• **Work to complete**
Drop every picture, then transcribe the remaining data exactly.

▬▬▬

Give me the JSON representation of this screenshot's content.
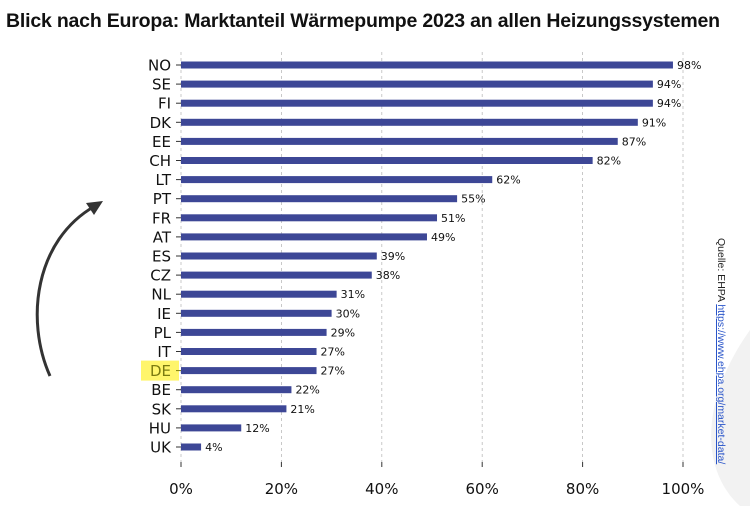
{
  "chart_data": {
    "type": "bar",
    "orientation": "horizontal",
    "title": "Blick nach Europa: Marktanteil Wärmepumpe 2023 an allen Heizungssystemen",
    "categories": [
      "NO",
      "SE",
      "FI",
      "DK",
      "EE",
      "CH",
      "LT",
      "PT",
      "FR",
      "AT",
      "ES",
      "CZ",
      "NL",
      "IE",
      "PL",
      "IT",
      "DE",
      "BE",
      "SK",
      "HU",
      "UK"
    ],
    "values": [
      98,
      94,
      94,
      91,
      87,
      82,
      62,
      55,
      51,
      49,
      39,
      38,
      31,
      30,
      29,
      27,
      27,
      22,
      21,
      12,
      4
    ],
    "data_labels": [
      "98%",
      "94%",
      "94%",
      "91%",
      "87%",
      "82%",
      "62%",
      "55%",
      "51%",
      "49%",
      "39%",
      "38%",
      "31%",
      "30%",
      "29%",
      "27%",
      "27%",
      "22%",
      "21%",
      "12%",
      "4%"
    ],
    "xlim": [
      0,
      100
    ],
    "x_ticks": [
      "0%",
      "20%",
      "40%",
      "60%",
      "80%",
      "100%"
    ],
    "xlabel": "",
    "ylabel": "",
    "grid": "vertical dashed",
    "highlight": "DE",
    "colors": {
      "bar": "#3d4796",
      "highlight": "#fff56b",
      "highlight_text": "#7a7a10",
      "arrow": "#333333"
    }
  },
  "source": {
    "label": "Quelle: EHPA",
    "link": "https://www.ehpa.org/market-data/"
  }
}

▬▬▬

• **Task output**
Give me the JSON representation of this screenshot's content.
{
  "chart_data": {
    "type": "bar",
    "orientation": "horizontal",
    "title": "Blick nach Europa: Marktanteil Wärmepumpe 2023 an allen Heizungssystemen",
    "categories": [
      "NO",
      "SE",
      "FI",
      "DK",
      "EE",
      "CH",
      "LT",
      "PT",
      "FR",
      "AT",
      "ES",
      "CZ",
      "NL",
      "IE",
      "PL",
      "IT",
      "DE",
      "BE",
      "SK",
      "HU",
      "UK"
    ],
    "values": [
      98,
      94,
      94,
      91,
      87,
      82,
      62,
      55,
      51,
      49,
      39,
      38,
      31,
      30,
      29,
      27,
      27,
      22,
      21,
      12,
      4
    ],
    "data_labels": [
      "98%",
      "94%",
      "94%",
      "91%",
      "87%",
      "82%",
      "62%",
      "55%",
      "51%",
      "49%",
      "39%",
      "38%",
      "31%",
      "30%",
      "29%",
      "27%",
      "27%",
      "22%",
      "21%",
      "12%",
      "4%"
    ],
    "xlim": [
      0,
      100
    ],
    "x_ticks": [
      "0%",
      "20%",
      "40%",
      "60%",
      "80%",
      "100%"
    ],
    "xlabel": "",
    "ylabel": "",
    "grid": "vertical dashed",
    "highlight": "DE",
    "colors": {
      "bar": "#3d4796",
      "highlight": "#fff56b",
      "highlight_text": "#7a7a10",
      "arrow": "#333333"
    }
  },
  "source": {
    "label": "Quelle: EHPA",
    "link": "https://www.ehpa.org/market-data/"
  }
}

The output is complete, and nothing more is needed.